━━━━━ Recorded information ━━━━━

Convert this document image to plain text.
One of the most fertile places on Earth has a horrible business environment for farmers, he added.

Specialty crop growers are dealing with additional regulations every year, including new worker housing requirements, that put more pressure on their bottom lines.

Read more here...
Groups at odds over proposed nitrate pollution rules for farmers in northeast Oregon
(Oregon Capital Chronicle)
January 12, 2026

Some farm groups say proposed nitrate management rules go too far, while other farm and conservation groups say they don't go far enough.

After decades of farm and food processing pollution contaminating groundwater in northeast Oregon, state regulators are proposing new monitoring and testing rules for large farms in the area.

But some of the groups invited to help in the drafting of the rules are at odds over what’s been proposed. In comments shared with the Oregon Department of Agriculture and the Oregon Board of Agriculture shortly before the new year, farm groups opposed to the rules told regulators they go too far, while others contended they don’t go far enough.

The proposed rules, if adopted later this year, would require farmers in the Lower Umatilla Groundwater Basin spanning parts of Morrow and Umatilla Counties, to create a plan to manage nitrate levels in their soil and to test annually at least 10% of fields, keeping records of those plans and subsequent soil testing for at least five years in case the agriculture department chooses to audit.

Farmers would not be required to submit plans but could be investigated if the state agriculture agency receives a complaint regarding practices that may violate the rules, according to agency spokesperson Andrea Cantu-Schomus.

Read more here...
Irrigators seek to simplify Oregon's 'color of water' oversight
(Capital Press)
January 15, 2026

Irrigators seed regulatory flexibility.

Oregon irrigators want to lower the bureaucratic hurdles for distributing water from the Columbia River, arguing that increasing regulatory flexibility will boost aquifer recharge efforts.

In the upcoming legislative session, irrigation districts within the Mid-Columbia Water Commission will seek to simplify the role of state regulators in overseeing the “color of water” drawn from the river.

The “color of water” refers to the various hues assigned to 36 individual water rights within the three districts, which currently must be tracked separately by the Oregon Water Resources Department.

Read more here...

━━━━━

Exercise
Only lines with the word "seek" are wanted, so copy each one from the records.

Answer
Irrigators seek to simplify Oregon's 'color of water' oversight
In the upcoming legislative session, irrigation districts within the Mid-Columbia Water Commission will seek to simplify the role of state regulators in overseeing the “color of water” drawn from the river.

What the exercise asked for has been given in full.